#### Extract provided
"""

# optical mouse code28,inf,etc.etc



## ian072 (Jul 28, 2006)

i got an optical mouse pluged it it found new hardware etc everything ok press next to install then the driver installation file for this device is missing a necessary entry this may be because the INF was written for windows 95 or later contact your hardware vendor
i did they said install service pack 2 ive got xp pro and allready have sp2
been in device manager and a hid has exclammation mark code 28 missing when pressed
anyone with any idea its usb please help


----------



## dai (Jul 2, 2004)

is usb enabled in the bios


----------



## ian072 (Jul 28, 2006)

ill have a look ive got other usb devices that work with no problems its just this optical mouse


----------



## dai (Jul 2, 2004)

in the device manager click on view at the top and show hidden devices
uninstall all usb items
turn off the computer and unplug all usb plugs
reboot twice and replug everything back in


----------



## ian072 (Jul 28, 2006)

tried the above no joy it still says code 28 missing ive had a look on net about code28 some of it just goes straight over my head:upset:


----------



## hwm54112 (Oct 10, 2005)

Did you uninstall the driver with the code 28 error. HID stands for human interface device and is referring to the mouse, so it's probably not a usb issue. If you uninstall the hid driver, and rebooting still does not find the inf, try running the system file checker- start>run>sfc /scannow

you may need your install cd if a problem is found

you might find an updated driver on the manufacturer's site that support doesn't have on their checklist. Wouldn't be the first time


----------



## ian072 (Jul 28, 2006)

how do i do system file checker start>run>sfc /scannow please me stupid
:grin:


----------



## hwm54112 (Oct 10, 2005)

Not at all. I should have been more explanatory

Left click the start button. Then left click "run"

In the "open" box type in the command "sfc /scannow" no parenthesis, a space between the / and "scannow"


----------



## ian072 (Jul 28, 2006)

did that do u need the windows disk in before u do it as a small black screen apeared for a second then it dissapears nowt happens from what i can see


----------



## Ralck (Dec 10, 2004)

What kind of mouse is it? You could try downloading the XP drivers from the manufacturer's website? Tell us the brand and we can look for them for you.


----------



## ian072 (Jul 28, 2006)

"""

#### Exercise a
Express the records from the line containing "266, 420, 278]" up to and including the line containing "- volume-icon[interactable]: ♬: [922, 1, 932, 12]" as a Markdown table with the columns Row and Line, leaving out any blank lines.
The records have no connection to the text.

[Listings of boxed layout items]
"""

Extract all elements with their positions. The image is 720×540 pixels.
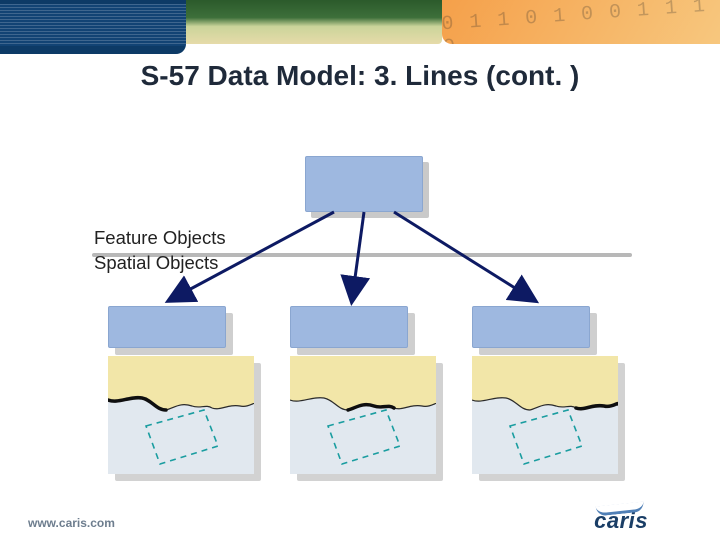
object-labels: Feature Objects Spatial Objects (94, 226, 226, 276)
banner-segment-left (0, 0, 186, 54)
header-banner (0, 0, 720, 54)
banner-segment-right (442, 0, 720, 44)
brand-logo: caris (594, 508, 696, 534)
spatial-box (472, 306, 590, 348)
label-spatial-objects: Spatial Objects (94, 251, 226, 276)
slide-title: S-57 Data Model: 3. Lines (cont. ) (0, 60, 720, 92)
banner-segment-middle (182, 0, 442, 44)
spatial-box (108, 306, 226, 348)
map-thumbnail (108, 356, 254, 474)
map-thumbnail (290, 356, 436, 474)
label-feature-objects: Feature Objects (94, 226, 226, 251)
map-thumbnail (472, 356, 618, 474)
footer: www.caris.com caris (0, 508, 720, 540)
footer-url: www.caris.com (28, 516, 115, 530)
feature-box (305, 156, 423, 212)
spatial-box (290, 306, 408, 348)
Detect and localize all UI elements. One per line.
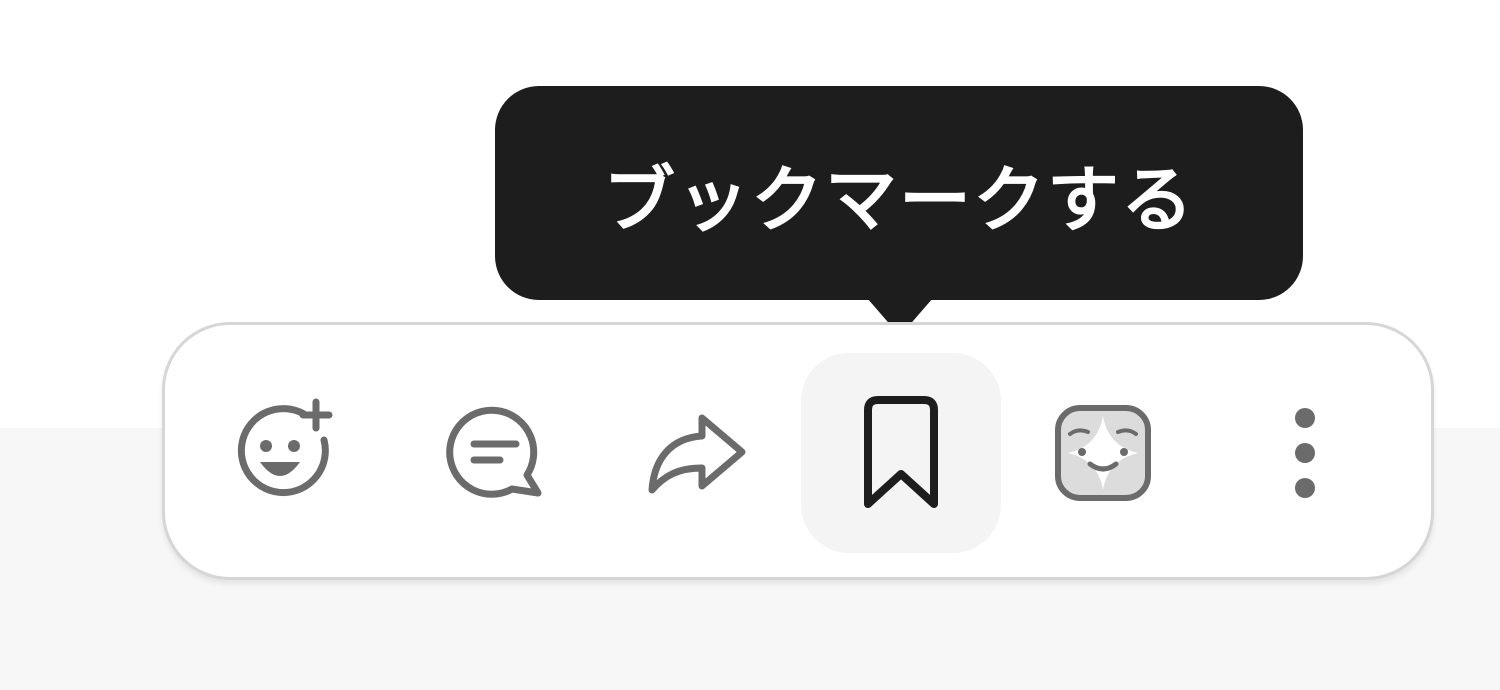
share-arrow-icon: [648, 414, 746, 494]
speech-bubble-icon: [446, 406, 542, 498]
emoji-plus-icon: [237, 398, 333, 497]
tooltip-text: ブックマークする: [602, 157, 1195, 242]
reply-button[interactable]: [397, 353, 597, 553]
bookmark-tooltip: ブックマークする: [495, 86, 1303, 300]
share-button[interactable]: [599, 353, 799, 553]
message-action-toolbar: [162, 322, 1434, 580]
app-face-icon: [1055, 405, 1151, 501]
add-reaction-button[interactable]: [188, 353, 388, 553]
more-actions-button[interactable]: [1205, 353, 1405, 553]
vertical-dots-icon: [1295, 408, 1315, 498]
bookmark-button[interactable]: [801, 353, 1001, 553]
bookmark-icon: [864, 396, 938, 508]
app-action-button[interactable]: [1003, 353, 1203, 553]
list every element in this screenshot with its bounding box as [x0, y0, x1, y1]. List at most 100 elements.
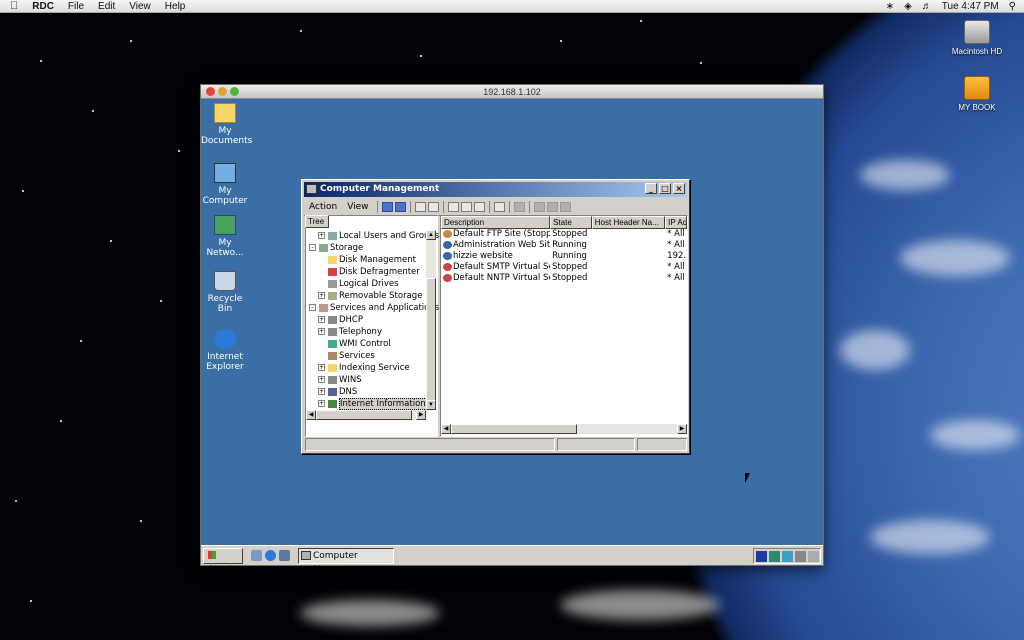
- tree-item[interactable]: Disk Defragmenter: [328, 266, 420, 278]
- tree-item[interactable]: Logical Drives: [328, 278, 399, 290]
- tree-item[interactable]: Disk Management: [328, 254, 416, 266]
- properties-icon[interactable]: [447, 202, 459, 212]
- tray-status-icon[interactable]: [808, 550, 819, 562]
- volume-icon[interactable]: ♬: [922, 1, 932, 12]
- column-host-header[interactable]: Host Header Na...: [591, 216, 666, 229]
- tree-item[interactable]: + DNS: [318, 386, 357, 398]
- my-computer-icon[interactable]: My Computer: [201, 163, 249, 206]
- column-ip-address[interactable]: IP Ad: [665, 216, 687, 229]
- computer-icon[interactable]: [513, 202, 525, 212]
- tree-item[interactable]: + Removable Storage: [318, 290, 422, 302]
- start-label: Start: [208, 564, 234, 575]
- tree-vertical-scrollbar[interactable]: ▲ ▼: [426, 230, 436, 410]
- spotlight-icon[interactable]: ⚲: [1009, 1, 1016, 12]
- tree-item[interactable]: Services: [328, 350, 375, 362]
- tree-tab[interactable]: Tree: [305, 215, 329, 228]
- my-book-label: MY BOOK: [958, 103, 996, 112]
- close-button[interactable]: ×: [673, 183, 685, 194]
- minimize-button[interactable]: [218, 87, 227, 96]
- scroll-down-icon[interactable]: ▼: [426, 400, 436, 410]
- play-icon[interactable]: [533, 202, 545, 212]
- minimize-button[interactable]: _: [645, 183, 657, 194]
- menu-file[interactable]: File: [68, 1, 84, 12]
- my-book-icon[interactable]: MY BOOK: [942, 76, 1012, 112]
- wifi-icon[interactable]: ◈: [904, 1, 912, 12]
- list-row[interactable]: Default SMTP Virtual Ser... Stopped * Al…: [441, 262, 687, 273]
- macintosh-hd-icon[interactable]: Macintosh HD: [942, 20, 1012, 56]
- computer-management-window: Computer Management _ □ × Action View Tr…: [301, 179, 690, 454]
- taskbar-button-computer-management[interactable]: Computer Mana...: [298, 547, 394, 575]
- tree-item[interactable]: - Services and Applications: [309, 302, 439, 314]
- my-network-icon[interactable]: My Netwo...: [201, 215, 249, 258]
- stop-icon[interactable]: [546, 202, 558, 212]
- bluetooth-icon[interactable]: ∗: [886, 1, 894, 12]
- row-description: Administration Web Site: [453, 240, 551, 250]
- scroll-thumb[interactable]: [316, 410, 412, 420]
- cm-titlebar[interactable]: Computer Management _ □ ×: [304, 182, 687, 197]
- maximize-button[interactable]: □: [659, 183, 671, 194]
- menu-app-name[interactable]: RDC: [32, 1, 54, 12]
- show-tree-icon[interactable]: [427, 202, 439, 212]
- row-state: Running: [552, 240, 587, 250]
- pause-icon[interactable]: [559, 202, 571, 212]
- my-documents-label: My Documents: [201, 126, 253, 146]
- scroll-left-icon[interactable]: ◀: [306, 410, 316, 420]
- tree-item[interactable]: + WINS: [318, 374, 362, 386]
- close-button[interactable]: [206, 87, 215, 96]
- list-row[interactable]: hizzie website Running 192.: [441, 251, 687, 262]
- tree-item[interactable]: - Storage: [309, 242, 363, 254]
- menu-view[interactable]: View: [342, 202, 373, 212]
- outlook-icon[interactable]: [279, 550, 290, 561]
- status-pane: [305, 438, 555, 451]
- column-state[interactable]: State: [550, 216, 592, 229]
- tray-monitor-icon[interactable]: [782, 550, 793, 562]
- help-icon[interactable]: [493, 202, 505, 212]
- tree-item[interactable]: WMI Control: [328, 338, 391, 350]
- apple-menu-icon[interactable]: : [10, 0, 18, 12]
- tree-item[interactable]: + Telephony: [318, 326, 382, 338]
- scroll-thumb[interactable]: [451, 424, 577, 434]
- row-ip: 192.: [667, 251, 687, 261]
- tree-item[interactable]: + Indexing Service: [318, 362, 410, 374]
- zoom-button[interactable]: [230, 87, 239, 96]
- back-icon[interactable]: [381, 202, 393, 212]
- rdc-titlebar[interactable]: 192.168.1.102: [201, 85, 823, 99]
- details-list[interactable]: Description State Host Header Na... IP A…: [440, 215, 688, 437]
- menu-view[interactable]: View: [129, 1, 151, 12]
- scroll-right-icon[interactable]: ▶: [677, 424, 687, 434]
- start-button[interactable]: Start: [203, 547, 243, 575]
- list-horizontal-scrollbar[interactable]: ◀ ▶: [441, 424, 687, 434]
- internet-explorer-icon[interactable]: Internet Explorer: [201, 329, 249, 372]
- scroll-right-icon[interactable]: ▶: [416, 410, 426, 420]
- tree-pane[interactable]: + Local Users and Groups - Storage Disk Ma…: [305, 215, 439, 437]
- windows-logo-icon: [208, 550, 216, 559]
- scroll-up-icon[interactable]: ▲: [426, 230, 436, 240]
- forward-icon[interactable]: [394, 202, 406, 212]
- tree-horizontal-scrollbar[interactable]: ◀ ▶: [306, 410, 426, 420]
- ie-logo-icon: [214, 329, 236, 349]
- tree-item[interactable]: + DHCP: [318, 314, 363, 326]
- tray-volume-icon[interactable]: [795, 550, 806, 562]
- menu-help[interactable]: Help: [165, 1, 186, 12]
- ie-quicklaunch-icon[interactable]: [265, 550, 276, 561]
- tray-network-icon[interactable]: [769, 550, 780, 562]
- tray-play-icon[interactable]: [756, 550, 767, 562]
- scroll-left-icon[interactable]: ◀: [441, 424, 451, 434]
- mac-menu-bar:  RDC File Edit View Help ∗ ◈ ♬ Tue 4:47…: [0, 0, 1024, 13]
- my-documents-icon[interactable]: My Documents: [201, 103, 253, 146]
- list-row[interactable]: Default NNTP Virtual Ser... Stopped * Al…: [441, 273, 687, 284]
- tree-item-selected[interactable]: +Internet Information Services: [318, 398, 426, 410]
- menu-edit[interactable]: Edit: [98, 1, 115, 12]
- menu-clock[interactable]: Tue 4:47 PM: [942, 1, 999, 12]
- export-icon[interactable]: [473, 202, 485, 212]
- scroll-thumb[interactable]: [426, 278, 436, 404]
- list-row[interactable]: Default FTP Site (Stopp... Stopped * All: [441, 229, 687, 240]
- list-row[interactable]: Administration Web Site Running * All: [441, 240, 687, 251]
- menu-action[interactable]: Action: [304, 202, 342, 212]
- refresh-icon[interactable]: [460, 202, 472, 212]
- recycle-bin-icon[interactable]: Recycle Bin: [201, 271, 249, 314]
- column-description[interactable]: Description: [441, 216, 551, 229]
- show-desktop-icon[interactable]: [251, 550, 262, 561]
- up-folder-icon[interactable]: [414, 202, 426, 212]
- tree-item[interactable]: + Local Users and Groups: [318, 230, 439, 242]
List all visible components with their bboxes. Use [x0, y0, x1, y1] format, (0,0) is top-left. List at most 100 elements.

"""

#### Exercise b
Answer these questions using the optical mouse thread:
(i) What error code does the HID entry show in Device Manager?
(ii) What does HID stand for, according to the thread?
(iii) What command is given for running the system file checker?

#### Result a
| Row | Line |
|---|---|
| 1 | - tree-item[interactable]: Disk Defragmenter: [328, 266, 420, 278] |
| 2 | - tree-item[interactable]: Logical Drives: [328, 278, 399, 290] |
| 3 | - tree-item[interactable]: Disk Management: [328, 254, 416, 266] |
| 4 | - properties-icon[interactable]: [447, 202, 459, 212] |
| 5 | - tray-status-icon[interactable]: [808, 550, 819, 562] |
| 6 | - volume-icon[interactable]: ♬: [922, 1, 932, 12] |

#### Result b
(i) Code 28.
(ii) Human interface device.
(iii) sfc /scannow